### Stated exercise
Emit the data below verbatim, stripping out any pictures.

□ □ □ □ □ □ □

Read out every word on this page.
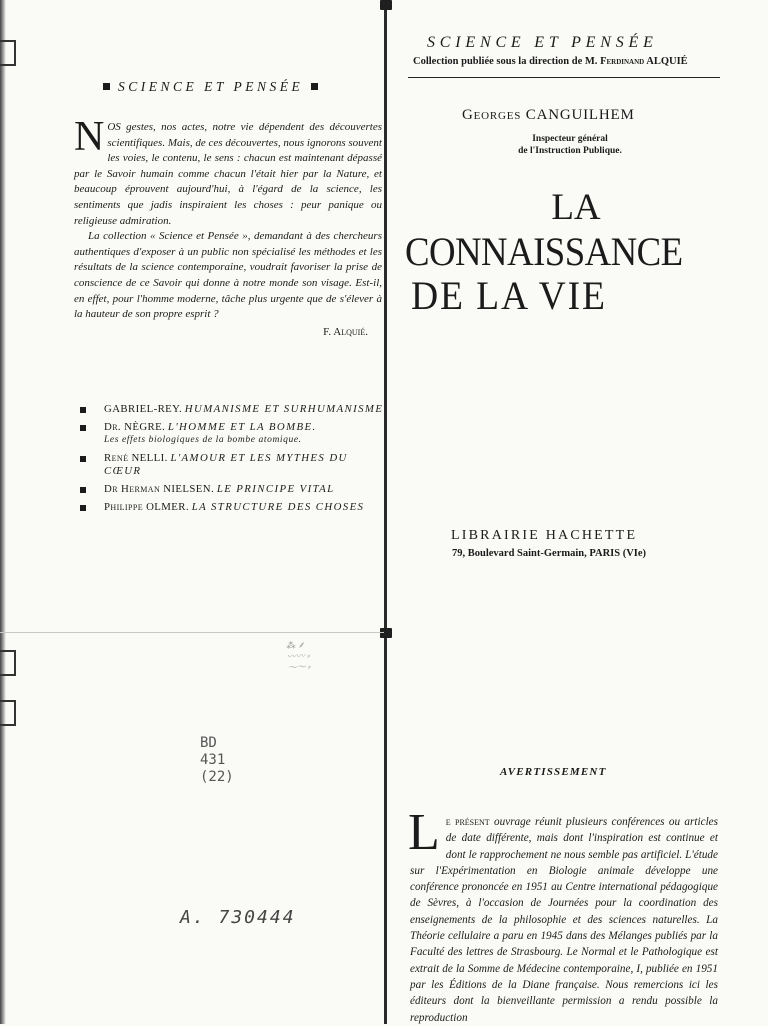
SCIENCE ET PENSÉE

NOS gestes, nos actes, notre vie dépendent des découvertes scientifiques. Mais, de ces découvertes, nous ignorons souvent les voies, le contenu, le sens : chacun est maintenant dépassé par le Savoir humain comme chacun l'était hier par la Nature, et beaucoup éprouvent aujourd'hui, à l'égard de la science, les sentiments que jadis inspiraient les choses : peur panique ou religieuse admiration.

La collection « Science et Pensée », demandant à des chercheurs authentiques d'exposer à un public non spécialisé les méthodes et les résultats de la science contemporaine, voudrait favoriser la prise de conscience de ce Savoir qui donne à notre monde son visage. Est-il, en effet, pour l'homme moderne, tâche plus urgente que de s'élever à la hauteur de son propre esprit ?

F. Alquié.
GABRIEL-REY. HUMANISME ET SURHUMANISME
Dr. NÈGRE. L'HOMME ET LA BOMBE.
Les effets biologiques de la bombe atomique.
René NELLI. L'AMOUR ET LES MYTHES DU CŒUR
Dr Herman NIELSEN. LE PRINCIPE VITAL
Philippe OLMER. LA STRUCTURE DES CHOSES
⁂ ⸙
〰〰 ⸗
〜〜 ⸗
BD
431
(22)
A. 730444
SCIENCE ET PENSÉE
Collection publiée sous la direction de M. Ferdinand ALQUIÉ
Georges CANGUILHEM
Inspecteur général
de l'Instruction Publique.
LA
CONNAISSANCE
DE LA VIE
LIBRAIRIE HACHETTE
79, Boulevard Saint-Germain, PARIS (VIe)
AVERTISSEMENT
Le présent ouvrage réunit plusieurs conférences ou articles de date différente, mais dont l'inspiration est continue et dont le rapprochement ne nous semble pas artificiel. L'étude sur l'Expérimentation en Biologie animale développe une conférence prononcée en 1951 au Centre international pédagogique de Sèvres, à l'occasion de Journées pour la coordination des enseignements de la philosophie et des sciences naturelles. La Théorie cellulaire a paru en 1945 dans des Mélanges publiés par la Faculté des lettres de Strasbourg. Le Normal et le Pathologique est extrait de la Somme de Médecine contemporaine, I, publiée en 1951 par les Éditions de la Diane française. Nous remercions ici les éditeurs dont la bienveillante permission a rendu possible la reproduction
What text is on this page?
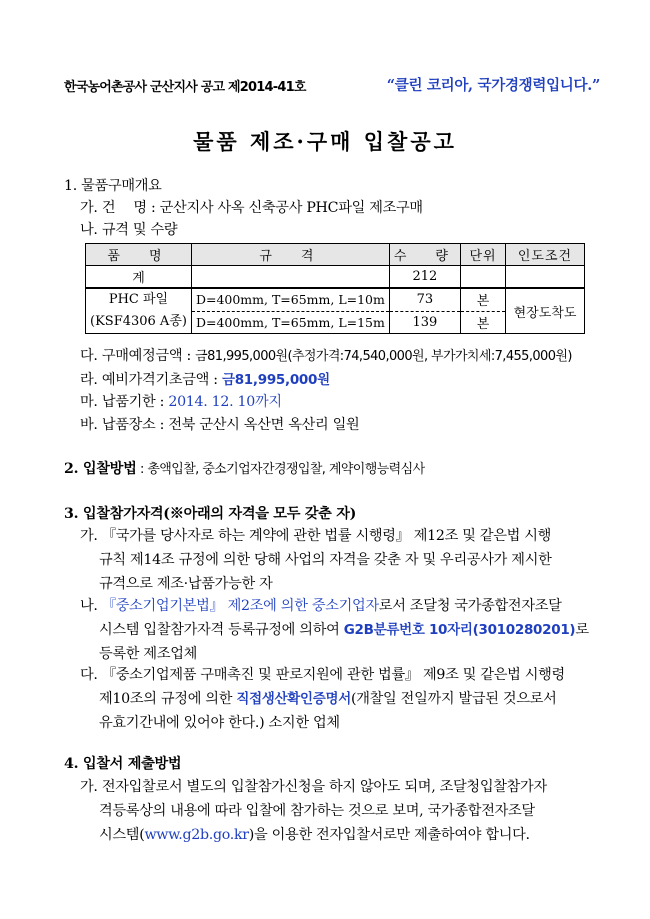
한국농어촌공사 군산지사 공고 제2014-41호	“클린 코리아, 국가경쟁력입니다.”
물품 제조·구매 입찰공고
1. 물품구매개요
가. 건　 명 : 군산지사 사옥 신축공사 PHC파일 제조구매
나. 규격 및 수량
품　명	규　격	수　량	단위	인도조건
계		212		
PHC 파일
(KSF4306 A종)	D=400mm, T=65mm, L=10m	73	본	현장도착도
	D=400mm, T=65mm, L=15m	139	본	
다. 구매예정금액 : 금81,995,000원(추정가격:74,540,000원, 부가가치세:7,455,000원)
라. 예비가격기초금액 : 금81,995,000원
마. 납품기한 : 2014. 12. 10까지
바. 납품장소 : 전북 군산시 옥산면 옥산리 일원
2. 입찰방법 : 총액입찰, 중소기업자간경쟁입찰, 계약이행능력심사
3. 입찰참가자격(※아래의 자격을 모두 갖춘 자)
가. 『국가를 당사자로 하는 계약에 관한 법률 시행령』 제12조 및 같은법 시행
규칙 제14조 규정에 의한 당해 사업의 자격을 갖춘 자 및 우리공사가 제시한
규격으로 제조·납품가능한 자
나. 『중소기업기본법』 제2조에 의한 중소기업자로서 조달청 국가종합전자조달
시스템 입찰참가자격 등록규정에 의하여 G2B분류번호 10자리(3010280201)로
등록한 제조업체
다. 『중소기업제품 구매촉진 및 판로지원에 관한 법률』 제9조 및 같은법 시행령
제10조의 규정에 의한 직접생산확인증명서(개찰일 전일까지 발급된 것으로서
유효기간내에 있어야 한다.) 소지한 업체
4. 입찰서 제출방법
가. 전자입찰로서 별도의 입찰참가신청을 하지 않아도 되며, 조달청입찰참가자
격등록상의 내용에 따라 입찰에 참가하는 것으로 보며, 국가종합전자조달
시스템(www.g2b.go.kr)을 이용한 전자입찰서로만 제출하여야 합니다.
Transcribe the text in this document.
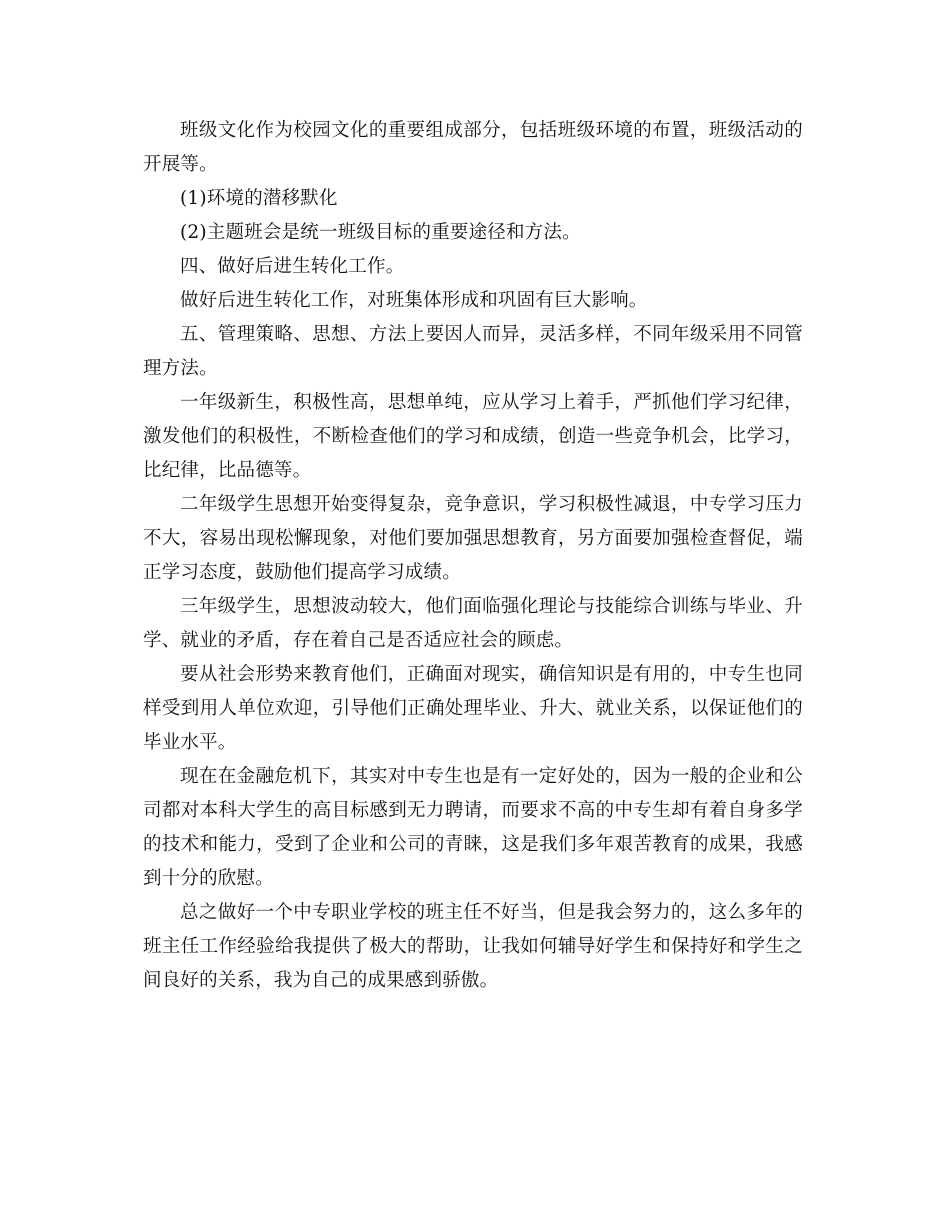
班级文化作为校园文化的重要组成部分，包括班级环境的布置，班级活动的开展等。

(1)环境的潜移默化

(2)主题班会是统一班级目标的重要途径和方法。

四、做好后进生转化工作。

做好后进生转化工作，对班集体形成和巩固有巨大影响。

五、管理策略、思想、方法上要因人而异，灵活多样，不同年级采用不同管理方法。

一年级新生，积极性高，思想单纯，应从学习上着手，严抓他们学习纪律，激发他们的积极性，不断检查他们的学习和成绩，创造一些竞争机会，比学习，比纪律，比品德等。

二年级学生思想开始变得复杂，竞争意识，学习积极性减退，中专学习压力不大，容易出现松懈现象，对他们要加强思想教育，另方面要加强检查督促，端正学习态度，鼓励他们提高学习成绩。

三年级学生，思想波动较大，他们面临强化理论与技能综合训练与毕业、升学、就业的矛盾，存在着自己是否适应社会的顾虑。

要从社会形势来教育他们，正确面对现实，确信知识是有用的，中专生也同样受到用人单位欢迎，引导他们正确处理毕业、升大、就业关系，以保证他们的毕业水平。

现在在金融危机下，其实对中专生也是有一定好处的，因为一般的企业和公司都对本科大学生的高目标感到无力聘请，而要求不高的中专生却有着自身多学的技术和能力，受到了企业和公司的青睐，这是我们多年艰苦教育的成果，我感到十分的欣慰。

总之做好一个中专职业学校的班主任不好当，但是我会努力的，这么多年的班主任工作经验给我提供了极大的帮助，让我如何辅导好学生和保持好和学生之间良好的关系，我为自己的成果感到骄傲。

□ □ □ □ □ □ □

### Solution to this problem
Read out every word on this page.
SCIENCE ET PENSÉE

NOS gestes, nos actes, notre vie dépendent des découvertes scientifiques. Mais, de ces découvertes, nous ignorons souvent les voies, le contenu, le sens : chacun est maintenant dépassé par le Savoir humain comme chacun l'était hier par la Nature, et beaucoup éprouvent aujourd'hui, à l'égard de la science, les sentiments que jadis inspiraient les choses : peur panique ou religieuse admiration.

La collection « Science et Pensée », demandant à des chercheurs authentiques d'exposer à un public non spécialisé les méthodes et les résultats de la science contemporaine, voudrait favoriser la prise de conscience de ce Savoir qui donne à notre monde son visage. Est-il, en effet, pour l'homme moderne, tâche plus urgente que de s'élever à la hauteur de son propre esprit ?

F. Alquié.
GABRIEL-REY. HUMANISME ET SURHUMANISME
Dr. NÈGRE. L'HOMME ET LA BOMBE.
Les effets biologiques de la bombe atomique.
René NELLI. L'AMOUR ET LES MYTHES DU CŒUR
Dr Herman NIELSEN. LE PRINCIPE VITAL
Philippe OLMER. LA STRUCTURE DES CHOSES
⁂ ⸙
〰〰 ⸗
〜〜 ⸗
BD
431
(22)
A. 730444
SCIENCE ET PENSÉE
Collection publiée sous la direction de M. Ferdinand ALQUIÉ
Georges CANGUILHEM
Inspecteur général
de l'Instruction Publique.
LA
CONNAISSANCE
DE LA VIE
LIBRAIRIE HACHETTE
79, Boulevard Saint-Germain, PARIS (VIe)
AVERTISSEMENT
Le présent ouvrage réunit plusieurs conférences ou articles de date différente, mais dont l'inspiration est continue et dont le rapprochement ne nous semble pas artificiel. L'étude sur l'Expérimentation en Biologie animale développe une conférence prononcée en 1951 au Centre international pédagogique de Sèvres, à l'occasion de Journées pour la coordination des enseignements de la philosophie et des sciences naturelles. La Théorie cellulaire a paru en 1945 dans des Mélanges publiés par la Faculté des lettres de Strasbourg. Le Normal et le Pathologique est extrait de la Somme de Médecine contemporaine, I, publiée en 1951 par les Éditions de la Diane française. Nous remercions ici les éditeurs dont la bienveillante permission a rendu possible la reproduction
What text is on this page?
한국농어촌공사 군산지사 공고 제2014-41호	“클린 코리아, 국가경쟁력입니다.”
물품 제조·구매 입찰공고
1. 물품구매개요
가. 건　 명 : 군산지사 사옥 신축공사 PHC파일 제조구매
나. 규격 및 수량
품　명	규　격	수　량	단위	인도조건
계		212		
PHC 파일
(KSF4306 A종)	D=400mm, T=65mm, L=10m	73	본	현장도착도
	D=400mm, T=65mm, L=15m	139	본	
다. 구매예정금액 : 금81,995,000원(추정가격:74,540,000원, 부가가치세:7,455,000원)
라. 예비가격기초금액 : 금81,995,000원
마. 납품기한 : 2014. 12. 10까지
바. 납품장소 : 전북 군산시 옥산면 옥산리 일원
2. 입찰방법 : 총액입찰, 중소기업자간경쟁입찰, 계약이행능력심사
3. 입찰참가자격(※아래의 자격을 모두 갖춘 자)
가. 『국가를 당사자로 하는 계약에 관한 법률 시행령』 제12조 및 같은법 시행
규칙 제14조 규정에 의한 당해 사업의 자격을 갖춘 자 및 우리공사가 제시한
규격으로 제조·납품가능한 자
나. 『중소기업기본법』 제2조에 의한 중소기업자로서 조달청 국가종합전자조달
시스템 입찰참가자격 등록규정에 의하여 G2B분류번호 10자리(3010280201)로
등록한 제조업체
다. 『중소기업제품 구매촉진 및 판로지원에 관한 법률』 제9조 및 같은법 시행령
제10조의 규정에 의한 직접생산확인증명서(개찰일 전일까지 발급된 것으로서
유효기간내에 있어야 한다.) 소지한 업체
4. 입찰서 제출방법
가. 전자입찰로서 별도의 입찰참가신청을 하지 않아도 되며, 조달청입찰참가자
격등록상의 내용에 따라 입찰에 참가하는 것으로 보며, 국가종합전자조달
시스템(www.g2b.go.kr)을 이용한 전자입찰서로만 제출하여야 합니다.
Transcribe the text in this document.
班级文化作为校园文化的重要组成部分，包括班级环境的布置，班级活动的开展等。

(1)环境的潜移默化

(2)主题班会是统一班级目标的重要途径和方法。

四、做好后进生转化工作。

做好后进生转化工作，对班集体形成和巩固有巨大影响。

五、管理策略、思想、方法上要因人而异，灵活多样，不同年级采用不同管理方法。

一年级新生，积极性高，思想单纯，应从学习上着手，严抓他们学习纪律，激发他们的积极性，不断检查他们的学习和成绩，创造一些竞争机会，比学习，比纪律，比品德等。

二年级学生思想开始变得复杂，竞争意识，学习积极性减退，中专学习压力不大，容易出现松懈现象，对他们要加强思想教育，另方面要加强检查督促，端正学习态度，鼓励他们提高学习成绩。

三年级学生，思想波动较大，他们面临强化理论与技能综合训练与毕业、升学、就业的矛盾，存在着自己是否适应社会的顾虑。

要从社会形势来教育他们，正确面对现实，确信知识是有用的，中专生也同样受到用人单位欢迎，引导他们正确处理毕业、升大、就业关系，以保证他们的毕业水平。

现在在金融危机下，其实对中专生也是有一定好处的，因为一般的企业和公司都对本科大学生的高目标感到无力聘请，而要求不高的中专生却有着自身多学的技术和能力，受到了企业和公司的青睐，这是我们多年艰苦教育的成果，我感到十分的欣慰。

总之做好一个中专职业学校的班主任不好当，但是我会努力的，这么多年的班主任工作经验给我提供了极大的帮助，让我如何辅导好学生和保持好和学生之间良好的关系，我为自己的成果感到骄傲。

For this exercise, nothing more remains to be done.